Data entries

+-------+

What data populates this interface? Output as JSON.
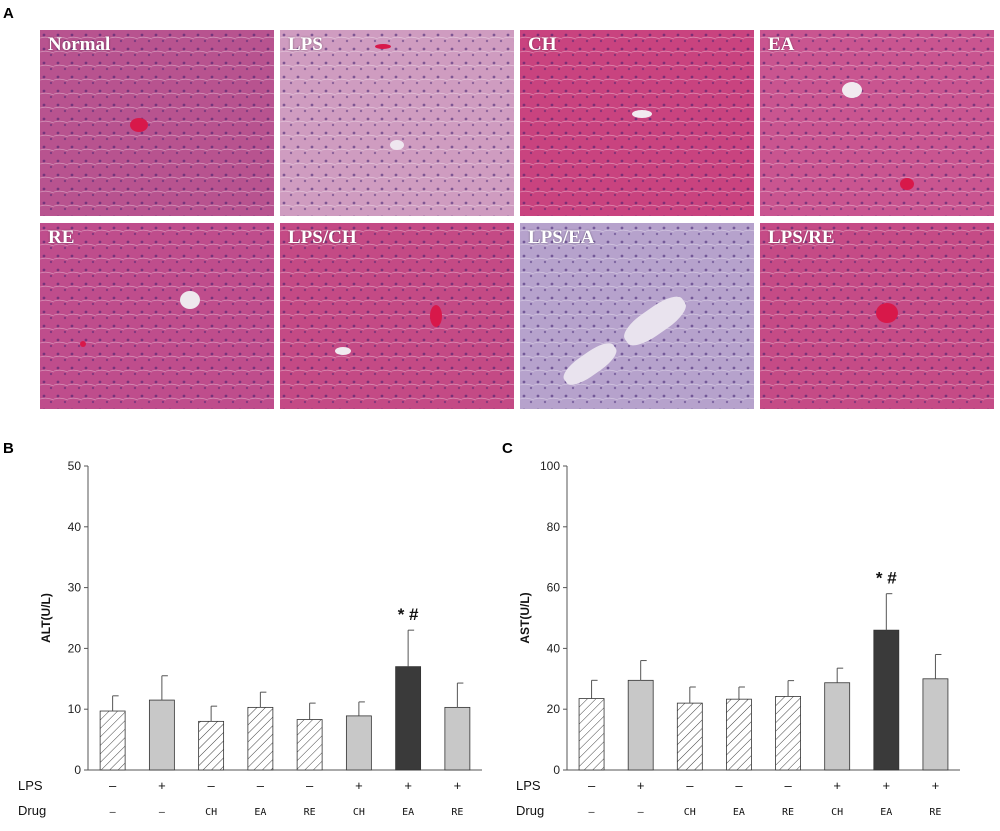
{
  "panel_labels": {
    "a": "A",
    "b": "B",
    "c": "C"
  },
  "histology": {
    "tiles": [
      {
        "label": "Normal",
        "stain": "#b8538f"
      },
      {
        "label": "LPS",
        "stain": "#cf9cc0"
      },
      {
        "label": "CH",
        "stain": "#c9437f"
      },
      {
        "label": "EA",
        "stain": "#c95590"
      },
      {
        "label": "RE",
        "stain": "#bf4d8c"
      },
      {
        "label": "LPS/CH",
        "stain": "#c44a85"
      },
      {
        "label": "LPS/EA",
        "stain": "#b6a2cc"
      },
      {
        "label": "LPS/RE",
        "stain": "#c54b86"
      }
    ]
  },
  "colors": {
    "gray_bar": "#c8c8c8",
    "dark_bar": "#3a3a3a",
    "hatch_bg": "#ffffff",
    "axis": "#555555"
  },
  "chart_data": [
    {
      "type": "bar",
      "ylabel": "ALT(U/L)",
      "ylim": [
        0,
        50
      ],
      "yticks": [
        0,
        10,
        20,
        30,
        40,
        50
      ],
      "lps_row_label": "LPS",
      "drug_row_label": "Drug",
      "categories_lps": [
        "–",
        "+",
        "–",
        "–",
        "–",
        "+",
        "+",
        "+"
      ],
      "categories_drug": [
        "–",
        "–",
        "CH",
        "EA",
        "RE",
        "CH",
        "EA",
        "RE"
      ],
      "values": [
        9.7,
        11.5,
        8.0,
        10.3,
        8.3,
        8.9,
        17.0,
        10.3
      ],
      "errors": [
        2.5,
        4.0,
        2.5,
        2.5,
        2.7,
        2.3,
        6.0,
        4.0
      ],
      "styles": [
        "hatch",
        "gray",
        "hatch",
        "hatch",
        "hatch",
        "gray",
        "dark",
        "gray"
      ],
      "annotation": {
        "index": 6,
        "text": "* #"
      }
    },
    {
      "type": "bar",
      "ylabel": "AST(U/L)",
      "ylim": [
        0,
        100
      ],
      "yticks": [
        0,
        20,
        40,
        60,
        80,
        100
      ],
      "lps_row_label": "LPS",
      "drug_row_label": "Drug",
      "categories_lps": [
        "–",
        "+",
        "–",
        "–",
        "–",
        "+",
        "+",
        "+"
      ],
      "categories_drug": [
        "–",
        "–",
        "CH",
        "EA",
        "RE",
        "CH",
        "EA",
        "RE"
      ],
      "values": [
        23.5,
        29.5,
        22.0,
        23.3,
        24.2,
        28.7,
        46.0,
        30.0
      ],
      "errors": [
        6.0,
        6.5,
        5.3,
        4.0,
        5.2,
        4.8,
        12.0,
        8.0
      ],
      "styles": [
        "hatch",
        "gray",
        "hatch",
        "hatch",
        "hatch",
        "gray",
        "dark",
        "gray"
      ],
      "annotation": {
        "index": 6,
        "text": "* #"
      }
    }
  ]
}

+-------+

WRITTEN PROBLEM:
Without the pictures, print the records in full, exactly as they appear.

RESULT FOR THIS TASK:
What data populates this interface? Output as JSON.
{
  "panel_labels": {
    "a": "A",
    "b": "B",
    "c": "C"
  },
  "histology": {
    "tiles": [
      {
        "label": "Normal",
        "stain": "#b8538f"
      },
      {
        "label": "LPS",
        "stain": "#cf9cc0"
      },
      {
        "label": "CH",
        "stain": "#c9437f"
      },
      {
        "label": "EA",
        "stain": "#c95590"
      },
      {
        "label": "RE",
        "stain": "#bf4d8c"
      },
      {
        "label": "LPS/CH",
        "stain": "#c44a85"
      },
      {
        "label": "LPS/EA",
        "stain": "#b6a2cc"
      },
      {
        "label": "LPS/RE",
        "stain": "#c54b86"
      }
    ]
  },
  "colors": {
    "gray_bar": "#c8c8c8",
    "dark_bar": "#3a3a3a",
    "hatch_bg": "#ffffff",
    "axis": "#555555"
  },
  "chart_data": [
    {
      "type": "bar",
      "ylabel": "ALT(U/L)",
      "ylim": [
        0,
        50
      ],
      "yticks": [
        0,
        10,
        20,
        30,
        40,
        50
      ],
      "lps_row_label": "LPS",
      "drug_row_label": "Drug",
      "categories_lps": [
        "–",
        "+",
        "–",
        "–",
        "–",
        "+",
        "+",
        "+"
      ],
      "categories_drug": [
        "–",
        "–",
        "CH",
        "EA",
        "RE",
        "CH",
        "EA",
        "RE"
      ],
      "values": [
        9.7,
        11.5,
        8.0,
        10.3,
        8.3,
        8.9,
        17.0,
        10.3
      ],
      "errors": [
        2.5,
        4.0,
        2.5,
        2.5,
        2.7,
        2.3,
        6.0,
        4.0
      ],
      "styles": [
        "hatch",
        "gray",
        "hatch",
        "hatch",
        "hatch",
        "gray",
        "dark",
        "gray"
      ],
      "annotation": {
        "index": 6,
        "text": "* #"
      }
    },
    {
      "type": "bar",
      "ylabel": "AST(U/L)",
      "ylim": [
        0,
        100
      ],
      "yticks": [
        0,
        20,
        40,
        60,
        80,
        100
      ],
      "lps_row_label": "LPS",
      "drug_row_label": "Drug",
      "categories_lps": [
        "–",
        "+",
        "–",
        "–",
        "–",
        "+",
        "+",
        "+"
      ],
      "categories_drug": [
        "–",
        "–",
        "CH",
        "EA",
        "RE",
        "CH",
        "EA",
        "RE"
      ],
      "values": [
        23.5,
        29.5,
        22.0,
        23.3,
        24.2,
        28.7,
        46.0,
        30.0
      ],
      "errors": [
        6.0,
        6.5,
        5.3,
        4.0,
        5.2,
        4.8,
        12.0,
        8.0
      ],
      "styles": [
        "hatch",
        "gray",
        "hatch",
        "hatch",
        "hatch",
        "gray",
        "dark",
        "gray"
      ],
      "annotation": {
        "index": 6,
        "text": "* #"
      }
    }
  ]
}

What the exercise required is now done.